Data tied to figure images |
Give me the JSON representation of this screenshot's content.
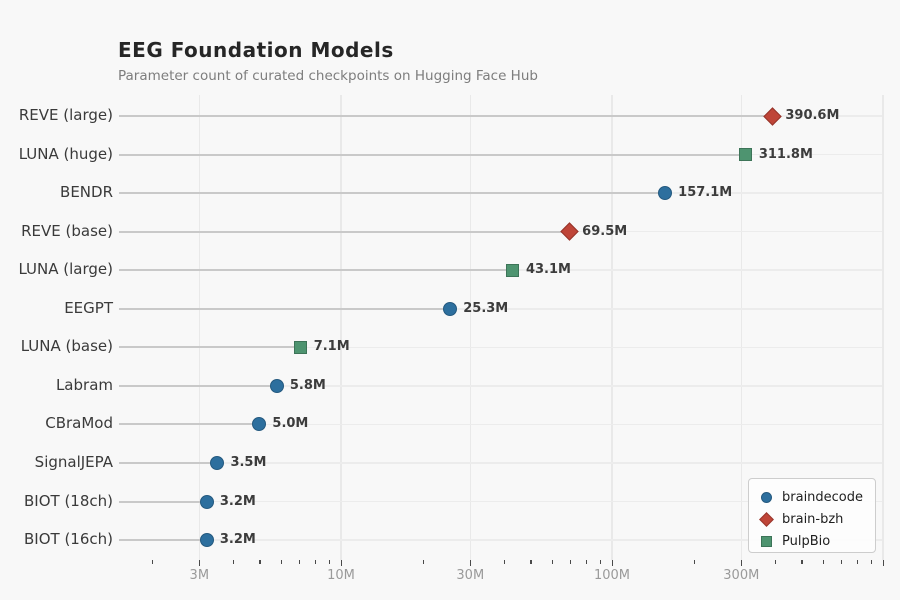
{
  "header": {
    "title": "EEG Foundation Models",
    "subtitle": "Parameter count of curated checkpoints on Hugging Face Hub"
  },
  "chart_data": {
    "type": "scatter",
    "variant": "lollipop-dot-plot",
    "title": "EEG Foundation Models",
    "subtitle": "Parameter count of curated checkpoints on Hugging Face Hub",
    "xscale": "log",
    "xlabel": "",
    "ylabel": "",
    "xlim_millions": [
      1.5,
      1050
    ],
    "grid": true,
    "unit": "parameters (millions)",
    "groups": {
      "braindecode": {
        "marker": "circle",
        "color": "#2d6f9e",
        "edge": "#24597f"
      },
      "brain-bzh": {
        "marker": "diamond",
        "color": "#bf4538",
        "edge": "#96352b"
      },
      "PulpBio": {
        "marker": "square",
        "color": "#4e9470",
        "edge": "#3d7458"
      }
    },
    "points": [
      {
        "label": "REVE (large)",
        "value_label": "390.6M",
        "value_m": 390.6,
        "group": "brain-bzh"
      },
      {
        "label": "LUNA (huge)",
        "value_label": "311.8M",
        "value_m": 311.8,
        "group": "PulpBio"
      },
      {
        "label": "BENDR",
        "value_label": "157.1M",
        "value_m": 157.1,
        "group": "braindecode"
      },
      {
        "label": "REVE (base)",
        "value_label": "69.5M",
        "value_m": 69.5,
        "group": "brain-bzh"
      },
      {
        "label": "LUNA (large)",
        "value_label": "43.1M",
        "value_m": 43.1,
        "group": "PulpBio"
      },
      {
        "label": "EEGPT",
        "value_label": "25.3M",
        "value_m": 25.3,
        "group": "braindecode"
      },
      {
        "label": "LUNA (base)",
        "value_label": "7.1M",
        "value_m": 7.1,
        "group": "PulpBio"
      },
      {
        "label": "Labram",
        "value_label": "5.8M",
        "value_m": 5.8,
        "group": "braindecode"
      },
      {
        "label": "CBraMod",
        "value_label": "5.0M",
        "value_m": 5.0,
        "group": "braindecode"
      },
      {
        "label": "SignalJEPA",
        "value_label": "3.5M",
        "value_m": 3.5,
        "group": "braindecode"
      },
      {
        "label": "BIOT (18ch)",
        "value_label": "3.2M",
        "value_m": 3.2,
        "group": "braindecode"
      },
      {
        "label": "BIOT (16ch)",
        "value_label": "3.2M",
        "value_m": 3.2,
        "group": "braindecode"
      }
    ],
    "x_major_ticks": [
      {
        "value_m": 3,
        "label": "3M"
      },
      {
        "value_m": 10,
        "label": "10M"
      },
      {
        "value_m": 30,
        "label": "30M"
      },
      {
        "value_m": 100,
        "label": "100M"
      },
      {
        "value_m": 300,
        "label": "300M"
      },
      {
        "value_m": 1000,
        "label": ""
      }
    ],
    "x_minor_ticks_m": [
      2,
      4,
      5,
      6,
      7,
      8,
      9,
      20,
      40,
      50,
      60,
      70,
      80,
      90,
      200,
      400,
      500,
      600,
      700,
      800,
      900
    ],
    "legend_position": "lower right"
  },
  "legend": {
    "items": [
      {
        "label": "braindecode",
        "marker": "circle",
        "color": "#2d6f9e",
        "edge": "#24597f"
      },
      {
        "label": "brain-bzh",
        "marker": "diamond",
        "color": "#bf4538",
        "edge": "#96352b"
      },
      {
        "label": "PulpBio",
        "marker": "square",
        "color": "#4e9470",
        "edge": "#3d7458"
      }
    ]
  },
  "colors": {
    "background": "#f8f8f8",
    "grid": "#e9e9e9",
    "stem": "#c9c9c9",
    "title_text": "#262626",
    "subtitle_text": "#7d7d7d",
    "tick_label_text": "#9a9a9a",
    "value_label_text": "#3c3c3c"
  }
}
==
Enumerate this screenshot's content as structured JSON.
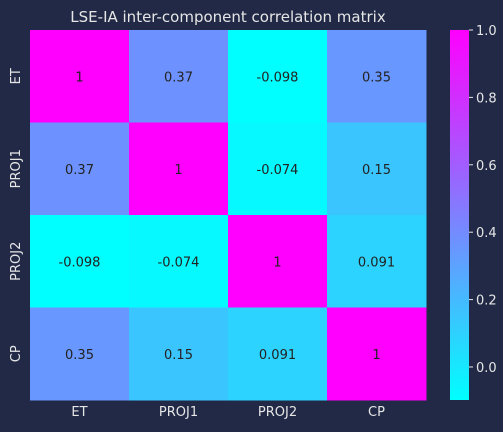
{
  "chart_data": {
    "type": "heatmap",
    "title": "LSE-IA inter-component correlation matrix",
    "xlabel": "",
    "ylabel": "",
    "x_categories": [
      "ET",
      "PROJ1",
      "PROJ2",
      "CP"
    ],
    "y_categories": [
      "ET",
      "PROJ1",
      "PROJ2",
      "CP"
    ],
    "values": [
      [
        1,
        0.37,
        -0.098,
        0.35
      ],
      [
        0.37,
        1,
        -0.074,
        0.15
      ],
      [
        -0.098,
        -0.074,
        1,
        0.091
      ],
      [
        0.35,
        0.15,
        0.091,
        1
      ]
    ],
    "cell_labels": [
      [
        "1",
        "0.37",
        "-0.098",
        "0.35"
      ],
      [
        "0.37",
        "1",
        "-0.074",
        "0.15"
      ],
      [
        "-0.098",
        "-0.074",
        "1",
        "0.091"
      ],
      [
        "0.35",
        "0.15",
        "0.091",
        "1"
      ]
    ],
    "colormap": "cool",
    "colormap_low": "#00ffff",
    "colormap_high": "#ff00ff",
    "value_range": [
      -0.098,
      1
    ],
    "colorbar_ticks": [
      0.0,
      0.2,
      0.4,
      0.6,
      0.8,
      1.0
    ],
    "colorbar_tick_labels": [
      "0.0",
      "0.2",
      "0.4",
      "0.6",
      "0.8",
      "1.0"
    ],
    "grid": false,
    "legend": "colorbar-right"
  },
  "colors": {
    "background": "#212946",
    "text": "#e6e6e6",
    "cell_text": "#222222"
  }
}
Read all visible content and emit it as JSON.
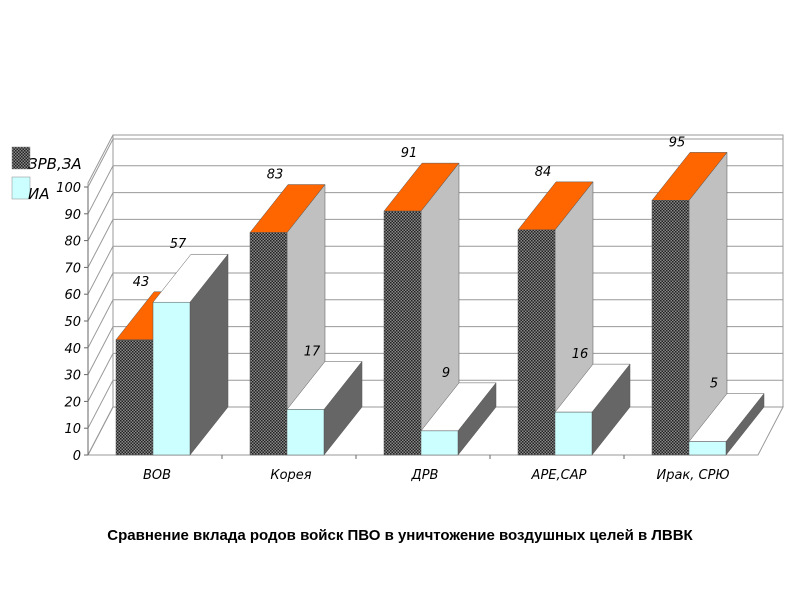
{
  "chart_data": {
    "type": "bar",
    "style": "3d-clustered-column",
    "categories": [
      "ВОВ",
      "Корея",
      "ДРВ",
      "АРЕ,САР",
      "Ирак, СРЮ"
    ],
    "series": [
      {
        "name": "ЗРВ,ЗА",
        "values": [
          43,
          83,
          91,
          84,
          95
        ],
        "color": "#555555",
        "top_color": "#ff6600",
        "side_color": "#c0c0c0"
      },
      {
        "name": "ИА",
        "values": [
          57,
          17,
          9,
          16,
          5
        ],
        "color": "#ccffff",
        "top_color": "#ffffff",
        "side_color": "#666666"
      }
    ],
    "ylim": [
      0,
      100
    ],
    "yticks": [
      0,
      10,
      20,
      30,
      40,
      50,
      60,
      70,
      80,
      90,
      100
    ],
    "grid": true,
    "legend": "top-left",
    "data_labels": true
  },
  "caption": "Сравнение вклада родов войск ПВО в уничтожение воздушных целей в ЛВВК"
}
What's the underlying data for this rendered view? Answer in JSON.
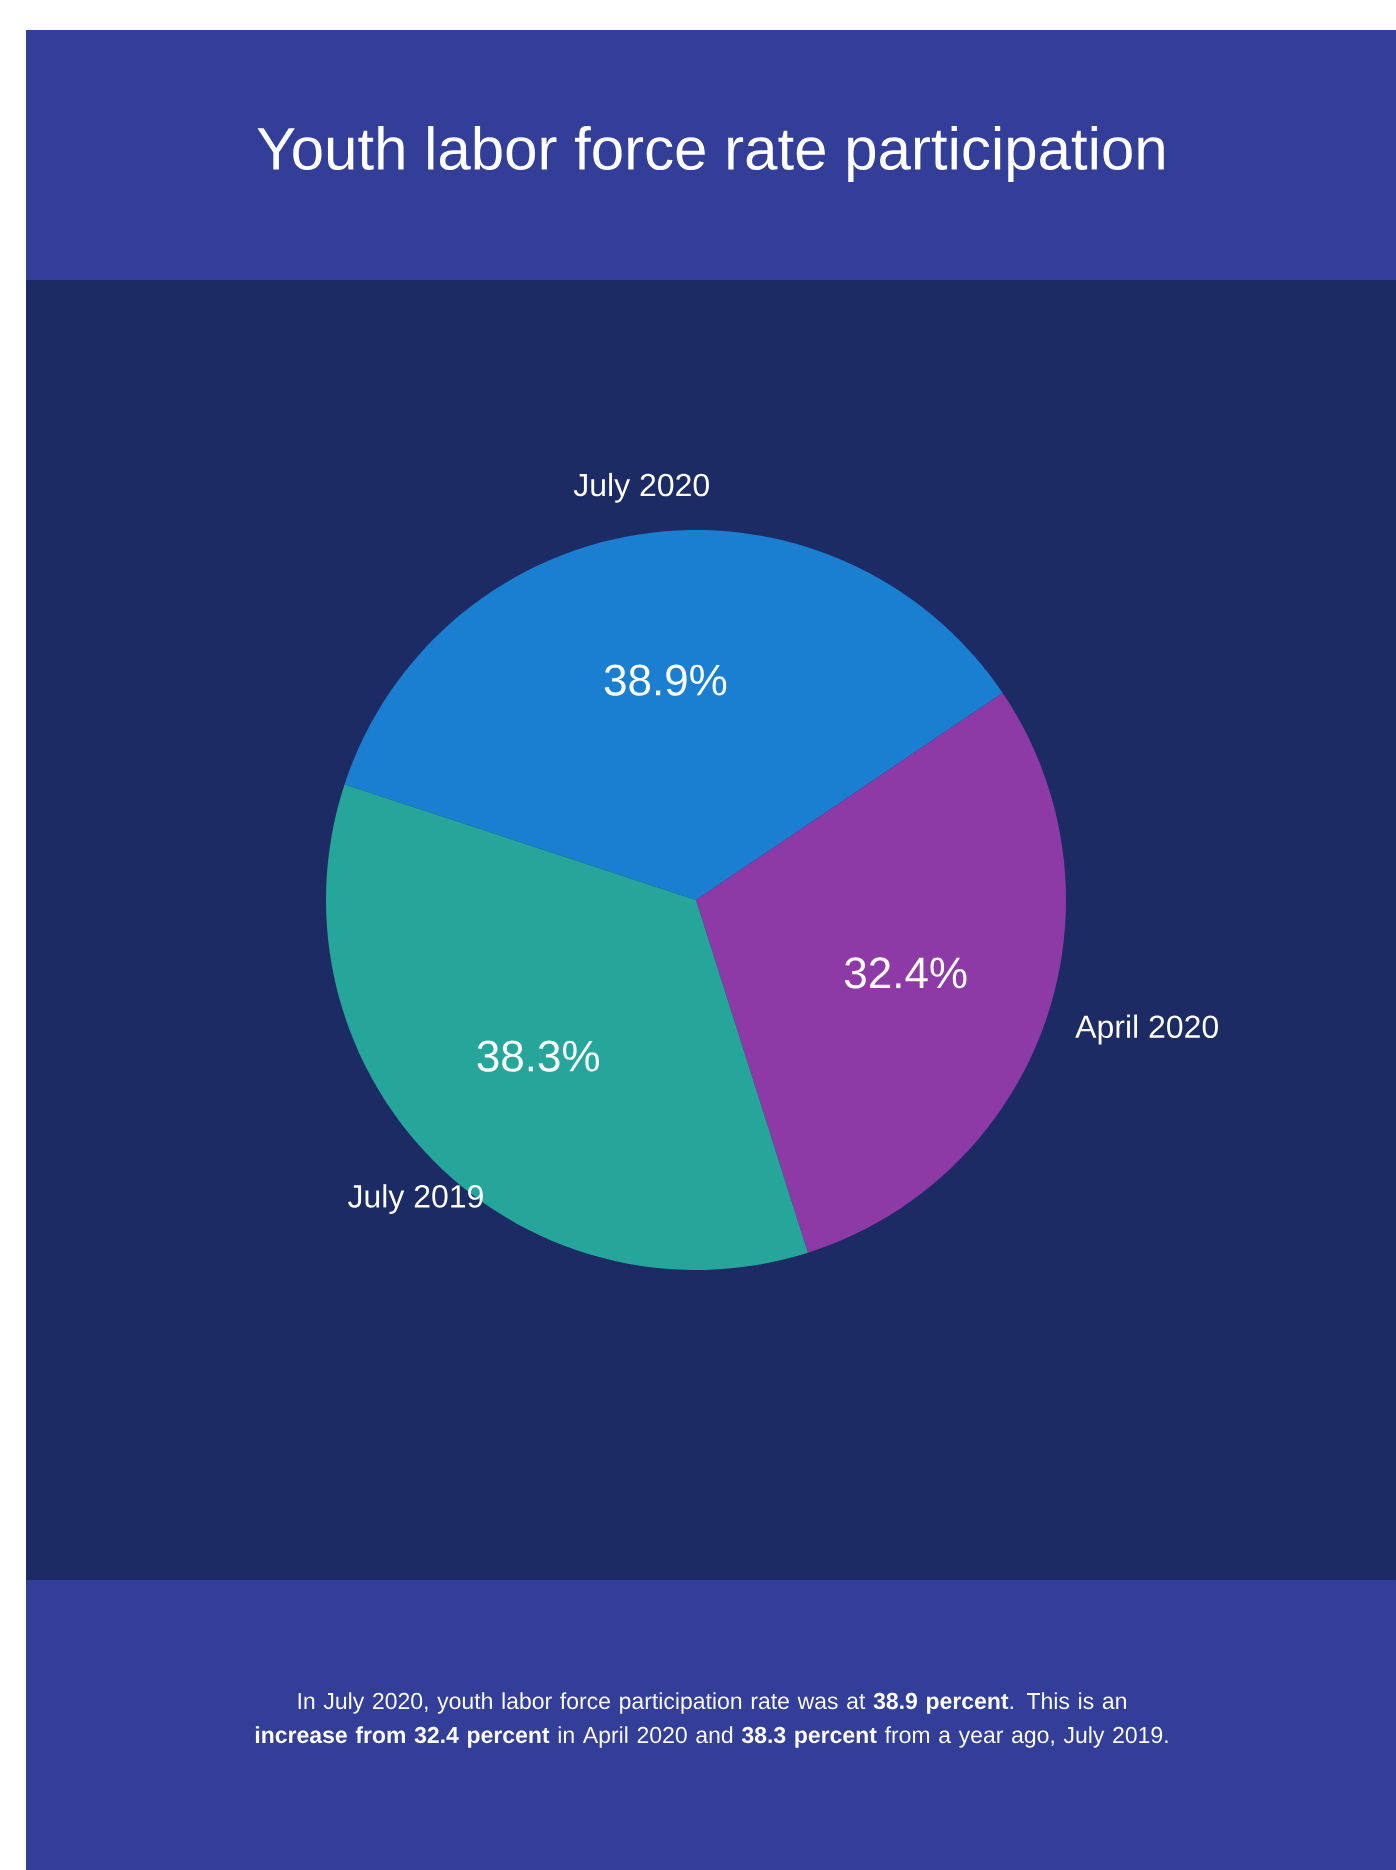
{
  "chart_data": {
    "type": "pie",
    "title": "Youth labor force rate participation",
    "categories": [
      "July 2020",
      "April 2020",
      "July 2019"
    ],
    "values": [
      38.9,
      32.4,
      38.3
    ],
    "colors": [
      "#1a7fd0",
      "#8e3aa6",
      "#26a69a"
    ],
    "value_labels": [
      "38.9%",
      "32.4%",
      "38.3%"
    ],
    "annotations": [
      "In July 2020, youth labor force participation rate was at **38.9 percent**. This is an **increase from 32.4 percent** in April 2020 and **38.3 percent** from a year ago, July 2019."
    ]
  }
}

Exercise directions |
In the records above, locate each line with the word "force". Copy all such lines.

Exercise output |
    "title": "Youth labor force rate participation",
      "In July 2020, youth labor force participation rate was at **38.9 percent**. This is an **increase from 32.4 percent** in April 2020 and **38.3 percent** from a year ago, July 2019."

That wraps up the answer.